* _EXERCISE GOAL_: Repeat every line of the items below without changing anything, but omit the picture placeholders.

* _EXERCISE DATA_:

####

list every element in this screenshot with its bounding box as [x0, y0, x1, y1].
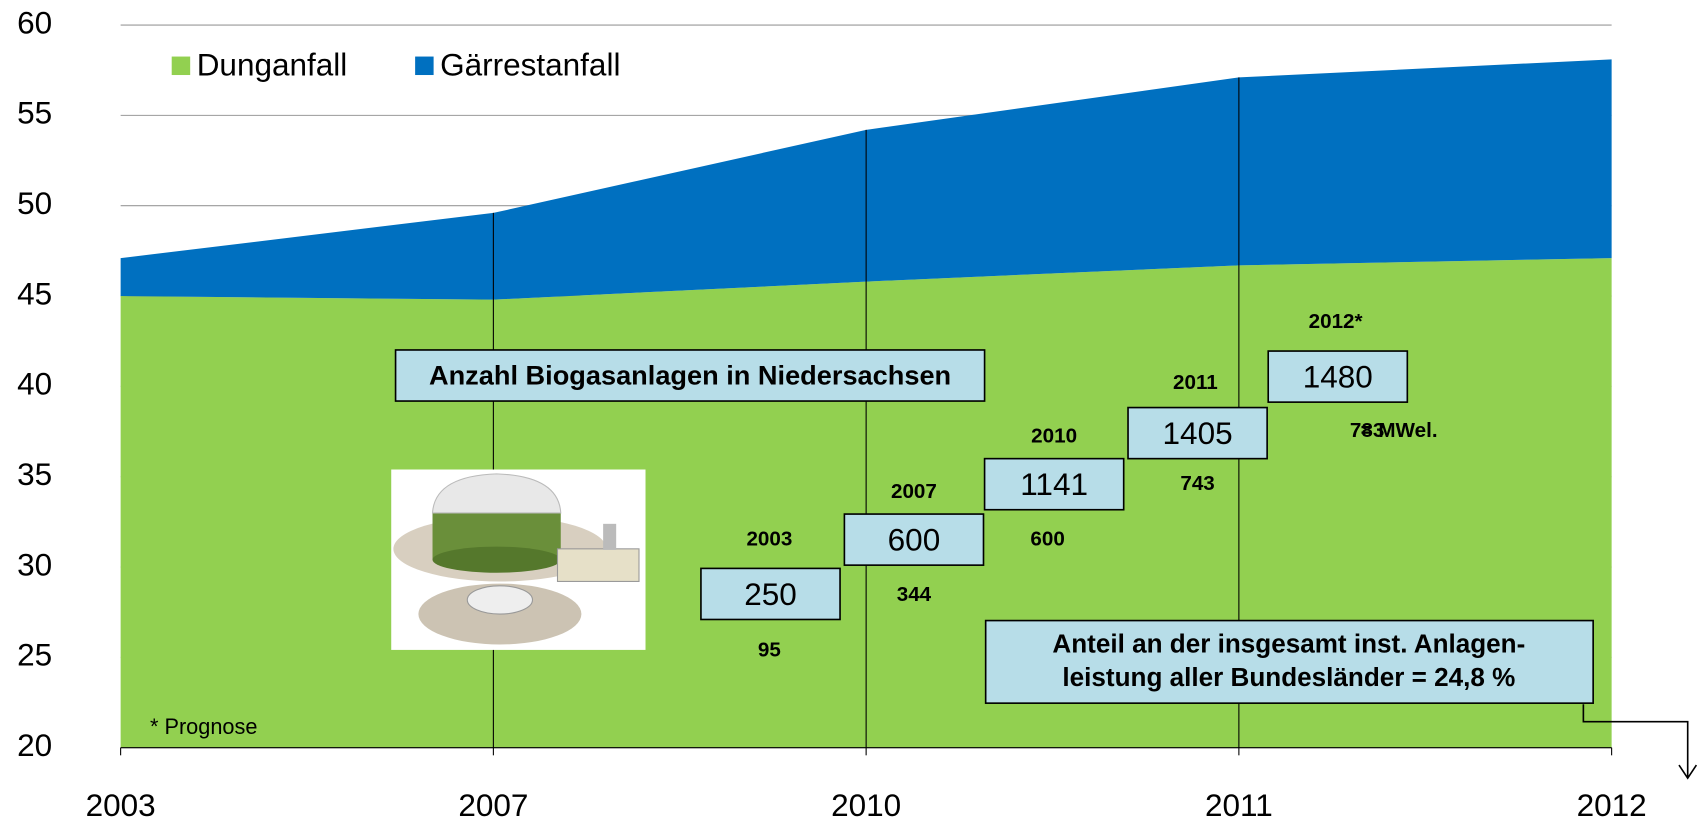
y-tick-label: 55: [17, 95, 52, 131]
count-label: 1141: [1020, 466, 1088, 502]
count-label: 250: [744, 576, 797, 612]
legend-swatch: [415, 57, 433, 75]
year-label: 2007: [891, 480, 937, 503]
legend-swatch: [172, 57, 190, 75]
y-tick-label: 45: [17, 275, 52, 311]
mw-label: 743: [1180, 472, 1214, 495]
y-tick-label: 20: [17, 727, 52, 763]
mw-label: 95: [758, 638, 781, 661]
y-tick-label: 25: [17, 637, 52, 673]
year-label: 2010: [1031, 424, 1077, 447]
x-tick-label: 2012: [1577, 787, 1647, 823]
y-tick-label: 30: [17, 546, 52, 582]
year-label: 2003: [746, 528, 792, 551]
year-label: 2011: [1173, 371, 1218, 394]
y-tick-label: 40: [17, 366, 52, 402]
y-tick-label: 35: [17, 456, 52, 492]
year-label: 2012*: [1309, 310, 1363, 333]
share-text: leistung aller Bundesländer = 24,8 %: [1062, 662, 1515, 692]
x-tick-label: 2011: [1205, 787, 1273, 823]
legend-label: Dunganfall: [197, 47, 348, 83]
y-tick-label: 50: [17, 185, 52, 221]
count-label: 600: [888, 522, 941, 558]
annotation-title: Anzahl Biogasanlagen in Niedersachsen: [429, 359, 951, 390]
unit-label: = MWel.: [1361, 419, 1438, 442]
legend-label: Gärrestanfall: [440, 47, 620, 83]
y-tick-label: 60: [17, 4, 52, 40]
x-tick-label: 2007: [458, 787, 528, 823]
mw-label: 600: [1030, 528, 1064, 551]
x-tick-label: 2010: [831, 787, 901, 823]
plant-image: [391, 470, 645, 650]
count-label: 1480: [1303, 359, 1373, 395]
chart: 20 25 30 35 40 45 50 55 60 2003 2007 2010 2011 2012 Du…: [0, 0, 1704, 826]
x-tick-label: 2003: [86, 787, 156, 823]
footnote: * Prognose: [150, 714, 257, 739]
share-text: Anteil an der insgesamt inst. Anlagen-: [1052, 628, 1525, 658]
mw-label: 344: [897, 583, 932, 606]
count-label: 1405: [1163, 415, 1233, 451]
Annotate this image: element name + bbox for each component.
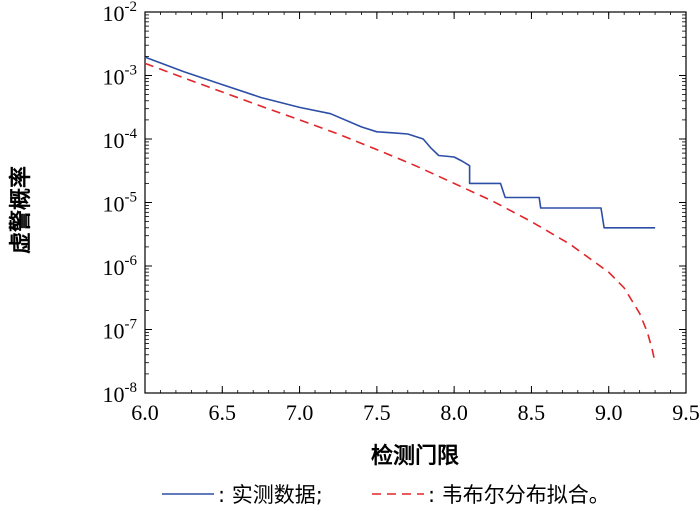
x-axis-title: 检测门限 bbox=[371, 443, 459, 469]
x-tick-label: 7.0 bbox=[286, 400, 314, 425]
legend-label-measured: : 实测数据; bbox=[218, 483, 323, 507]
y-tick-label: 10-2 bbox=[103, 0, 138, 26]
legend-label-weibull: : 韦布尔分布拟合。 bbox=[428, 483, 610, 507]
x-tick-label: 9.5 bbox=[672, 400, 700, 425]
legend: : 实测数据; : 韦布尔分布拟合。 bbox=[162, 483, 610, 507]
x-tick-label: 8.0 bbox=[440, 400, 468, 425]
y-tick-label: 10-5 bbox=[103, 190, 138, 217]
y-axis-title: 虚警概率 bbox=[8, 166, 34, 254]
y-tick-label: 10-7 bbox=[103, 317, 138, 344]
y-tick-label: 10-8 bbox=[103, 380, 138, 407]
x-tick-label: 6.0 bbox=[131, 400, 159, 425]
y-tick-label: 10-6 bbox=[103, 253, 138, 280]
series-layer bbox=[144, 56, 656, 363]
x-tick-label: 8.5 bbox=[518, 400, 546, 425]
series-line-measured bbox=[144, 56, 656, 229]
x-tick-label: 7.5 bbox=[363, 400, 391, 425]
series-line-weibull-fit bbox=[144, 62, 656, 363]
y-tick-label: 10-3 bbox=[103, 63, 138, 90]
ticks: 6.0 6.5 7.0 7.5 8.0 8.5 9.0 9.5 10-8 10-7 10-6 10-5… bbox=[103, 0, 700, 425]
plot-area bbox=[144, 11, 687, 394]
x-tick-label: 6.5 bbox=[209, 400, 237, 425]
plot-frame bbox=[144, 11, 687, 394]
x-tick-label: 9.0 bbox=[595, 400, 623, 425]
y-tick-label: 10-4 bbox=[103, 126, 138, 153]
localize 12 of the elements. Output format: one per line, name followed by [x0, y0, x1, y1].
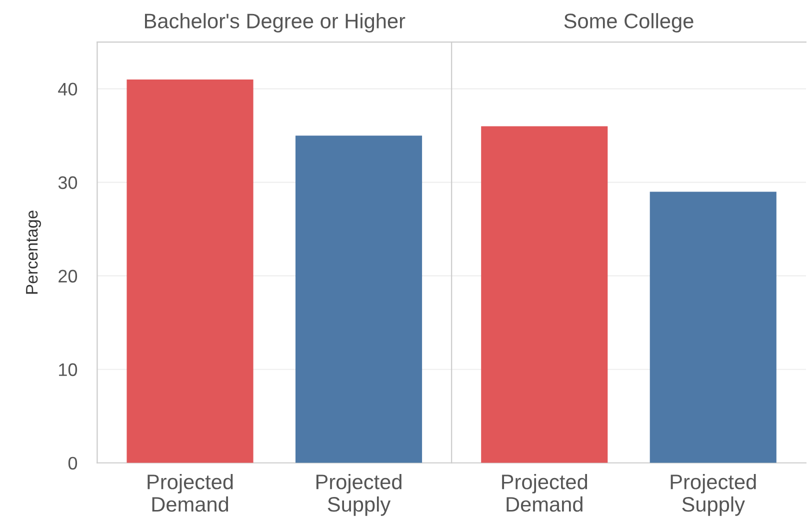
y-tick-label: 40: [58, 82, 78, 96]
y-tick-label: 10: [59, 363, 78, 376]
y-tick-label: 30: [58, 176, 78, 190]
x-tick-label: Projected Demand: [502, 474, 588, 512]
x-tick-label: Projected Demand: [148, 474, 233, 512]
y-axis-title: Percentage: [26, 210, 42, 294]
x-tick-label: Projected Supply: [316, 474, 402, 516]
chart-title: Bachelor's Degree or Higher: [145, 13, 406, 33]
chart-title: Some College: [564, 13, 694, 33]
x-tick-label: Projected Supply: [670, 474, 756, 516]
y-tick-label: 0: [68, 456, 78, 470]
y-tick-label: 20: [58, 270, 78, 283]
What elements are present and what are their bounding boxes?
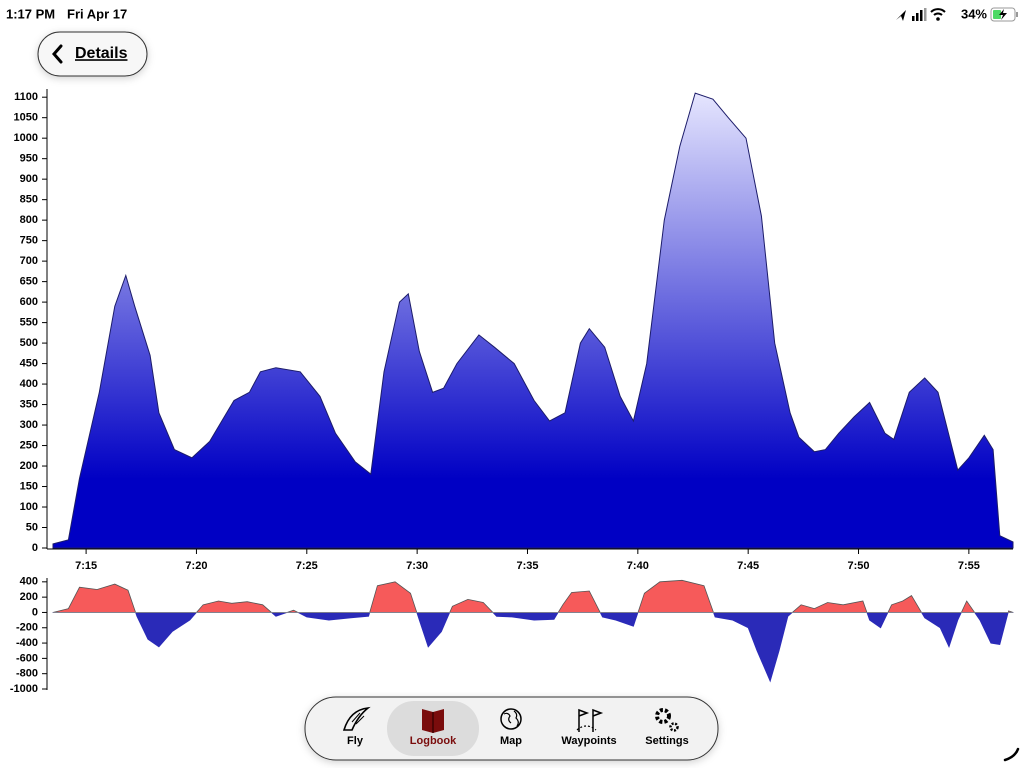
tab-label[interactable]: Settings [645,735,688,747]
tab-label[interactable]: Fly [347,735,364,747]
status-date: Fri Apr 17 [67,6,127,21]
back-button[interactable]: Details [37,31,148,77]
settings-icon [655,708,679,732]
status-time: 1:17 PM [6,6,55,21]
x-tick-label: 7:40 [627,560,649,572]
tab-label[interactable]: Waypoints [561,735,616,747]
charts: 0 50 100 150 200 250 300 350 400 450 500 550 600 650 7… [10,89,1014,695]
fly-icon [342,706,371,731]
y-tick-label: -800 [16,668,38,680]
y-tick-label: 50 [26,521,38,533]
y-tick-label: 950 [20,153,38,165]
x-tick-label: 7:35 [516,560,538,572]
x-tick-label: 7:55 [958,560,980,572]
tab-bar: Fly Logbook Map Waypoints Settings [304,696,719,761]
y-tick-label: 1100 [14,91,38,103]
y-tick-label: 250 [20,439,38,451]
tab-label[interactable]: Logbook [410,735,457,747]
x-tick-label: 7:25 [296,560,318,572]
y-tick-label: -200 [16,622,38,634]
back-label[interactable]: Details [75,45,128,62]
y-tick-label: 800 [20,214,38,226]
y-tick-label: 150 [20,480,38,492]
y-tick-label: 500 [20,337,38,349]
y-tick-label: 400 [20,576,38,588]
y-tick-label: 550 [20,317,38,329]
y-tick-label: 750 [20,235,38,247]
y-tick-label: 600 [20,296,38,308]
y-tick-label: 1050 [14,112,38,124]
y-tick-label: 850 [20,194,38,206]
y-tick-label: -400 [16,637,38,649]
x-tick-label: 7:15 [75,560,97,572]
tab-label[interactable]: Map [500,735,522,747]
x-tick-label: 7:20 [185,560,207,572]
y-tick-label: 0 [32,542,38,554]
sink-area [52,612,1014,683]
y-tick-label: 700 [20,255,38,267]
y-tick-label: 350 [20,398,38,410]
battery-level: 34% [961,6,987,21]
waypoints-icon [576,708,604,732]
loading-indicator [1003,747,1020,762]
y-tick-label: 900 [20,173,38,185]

####

* _SOLUTION TO THIS EXERCISE_:
list every element in this screenshot with its bounding box as [x0, y0, x1, y1].
y-tick-label: 55: [17, 95, 52, 131]
count-label: 1141: [1020, 466, 1088, 502]
count-label: 250: [744, 576, 797, 612]
legend-swatch: [415, 57, 433, 75]
year-label: 2007: [891, 480, 937, 503]
legend-swatch: [172, 57, 190, 75]
y-tick-label: 45: [17, 275, 52, 311]
mw-label: 743: [1180, 472, 1214, 495]
y-tick-label: 20: [17, 727, 52, 763]
mw-label: 95: [758, 638, 781, 661]
y-tick-label: 25: [17, 637, 52, 673]
year-label: 2010: [1031, 424, 1077, 447]
x-tick-label: 2012: [1577, 787, 1647, 823]
y-tick-label: 30: [17, 546, 52, 582]
year-label: 2003: [746, 528, 792, 551]
year-label: 2011: [1173, 371, 1218, 394]
y-tick-label: 40: [17, 366, 52, 402]
y-tick-label: 35: [17, 456, 52, 492]
year-label: 2012*: [1309, 310, 1363, 333]
share-text: leistung aller Bundesländer = 24,8 %: [1062, 662, 1515, 692]
x-tick-label: 2011: [1205, 787, 1273, 823]
legend-label: Dunganfall: [197, 47, 348, 83]
y-tick-label: 50: [17, 185, 52, 221]
count-label: 600: [888, 522, 941, 558]
annotation-title: Anzahl Biogasanlagen in Niedersachsen: [429, 359, 951, 390]
unit-label: = MWel.: [1361, 419, 1438, 442]
legend-label: Gärrestanfall: [440, 47, 620, 83]
y-tick-label: 60: [17, 4, 52, 40]
x-tick-label: 2007: [458, 787, 528, 823]
mw-label: 600: [1030, 528, 1064, 551]
x-tick-label: 2010: [831, 787, 901, 823]
plant-image: [391, 470, 645, 650]
count-label: 1480: [1303, 359, 1373, 395]
chart: 20 25 30 35 40 45 50 55 60 2003 2007 2010 2011 2012 Du…: [0, 0, 1704, 826]
x-tick-label: 2003: [86, 787, 156, 823]
footnote: * Prognose: [150, 714, 257, 739]
share-text: Anteil an der insgesamt inst. Anlagen-: [1052, 628, 1525, 658]
mw-label: 344: [897, 583, 932, 606]
count-label: 1405: [1163, 415, 1233, 451]
Annotate this image: element name + bbox for each component.
x-axis-title: 检测门限 bbox=[371, 443, 459, 469]
x-tick-label: 7.0 bbox=[286, 400, 314, 425]
legend-label-measured: : 实测数据; bbox=[218, 483, 323, 507]
y-tick-label: 10-2 bbox=[103, 0, 138, 26]
legend-label-weibull: : 韦布尔分布拟合。 bbox=[428, 483, 610, 507]
x-tick-label: 9.5 bbox=[672, 400, 700, 425]
legend: : 实测数据; : 韦布尔分布拟合。 bbox=[162, 483, 610, 507]
x-tick-label: 8.0 bbox=[440, 400, 468, 425]
y-tick-label: 10-5 bbox=[103, 190, 138, 217]
y-axis-title: 虚警概率 bbox=[8, 166, 34, 254]
y-tick-label: 10-7 bbox=[103, 317, 138, 344]
y-tick-label: 10-8 bbox=[103, 380, 138, 407]
x-tick-label: 6.0 bbox=[131, 400, 159, 425]
y-tick-label: 10-6 bbox=[103, 253, 138, 280]
series-layer bbox=[144, 56, 656, 363]
x-tick-label: 8.5 bbox=[518, 400, 546, 425]
series-line-measured bbox=[144, 56, 656, 229]
x-tick-label: 7.5 bbox=[363, 400, 391, 425]
series-line-weibull-fit bbox=[144, 62, 656, 363]
y-tick-label: 10-3 bbox=[103, 63, 138, 90]
ticks: 6.0 6.5 7.0 7.5 8.0 8.5 9.0 9.5 10-8 10-7 10-6 10-5… bbox=[103, 0, 700, 425]
plot-area bbox=[144, 11, 687, 394]
x-tick-label: 6.5 bbox=[209, 400, 237, 425]
plot-frame bbox=[144, 11, 687, 394]
x-tick-label: 9.0 bbox=[595, 400, 623, 425]
y-tick-label: 10-4 bbox=[103, 126, 138, 153]
localize 12 of the elements. Output format: one per line, name followed by [x0, y0, x1, y1].
y-tick-label: 40: [58, 82, 78, 96]
y-tick-label: 10: [59, 363, 78, 376]
y-tick-label: 30: [58, 176, 78, 190]
x-tick-label: Projected Demand: [502, 474, 588, 512]
x-tick-label: Projected Demand: [148, 474, 233, 512]
y-axis-title: Percentage: [26, 210, 42, 294]
x-tick-label: Projected Supply: [316, 474, 402, 516]
chart-title: Bachelor's Degree or Higher: [145, 13, 406, 33]
chart-title: Some College: [564, 13, 694, 33]
x-tick-label: Projected Supply: [670, 474, 756, 516]
y-tick-label: 0: [68, 456, 78, 470]
y-tick-label: 20: [58, 270, 78, 283]
What elements are present and what are their bounding boxes?
tab-label[interactable]: Settings [645,735,688,747]
tab-label[interactable]: Fly [347,735,364,747]
status-date: Fri Apr 17 [67,6,127,21]
back-button[interactable]: Details [37,31,148,77]
settings-icon [655,708,679,732]
status-time: 1:17 PM [6,6,55,21]
x-tick-label: 7:40 [627,560,649,572]
tab-label[interactable]: Waypoints [561,735,616,747]
charts: 0 50 100 150 200 250 300 350 400 450 500 550 600 650 7… [10,89,1014,695]
fly-icon [342,706,371,731]
y-tick-label: -800 [16,668,38,680]
y-tick-label: 50 [26,521,38,533]
y-tick-label: 950 [20,153,38,165]
x-tick-label: 7:35 [516,560,538,572]
x-tick-label: 7:55 [958,560,980,572]
tab-bar: Fly Logbook Map Waypoints Settings [304,696,719,761]
y-tick-label: 1100 [14,91,38,103]
y-tick-label: 250 [20,439,38,451]
tab-label[interactable]: Logbook [410,735,457,747]
x-tick-label: 7:25 [296,560,318,572]
y-tick-label: -200 [16,622,38,634]
back-label[interactable]: Details [75,45,128,62]
y-tick-label: 800 [20,214,38,226]
y-tick-label: 150 [20,480,38,492]
y-tick-label: 500 [20,337,38,349]
y-tick-label: 400 [20,576,38,588]
y-tick-label: 550 [20,317,38,329]
y-tick-label: 750 [20,235,38,247]
y-tick-label: 600 [20,296,38,308]
y-tick-label: 1050 [14,112,38,124]
y-tick-label: 850 [20,194,38,206]
y-tick-label: -400 [16,637,38,649]
x-tick-label: 7:15 [75,560,97,572]
tab-label[interactable]: Map [500,735,522,747]
x-tick-label: 7:20 [185,560,207,572]
y-tick-label: 0 [32,542,38,554]
sink-area [52,612,1014,683]
y-tick-label: 700 [20,255,38,267]
y-tick-label: 350 [20,398,38,410]
battery-level: 34% [961,6,987,21]
waypoints-icon [576,708,604,732]
loading-indicator [1003,747,1020,762]
y-tick-label: 900 [20,173,38,185]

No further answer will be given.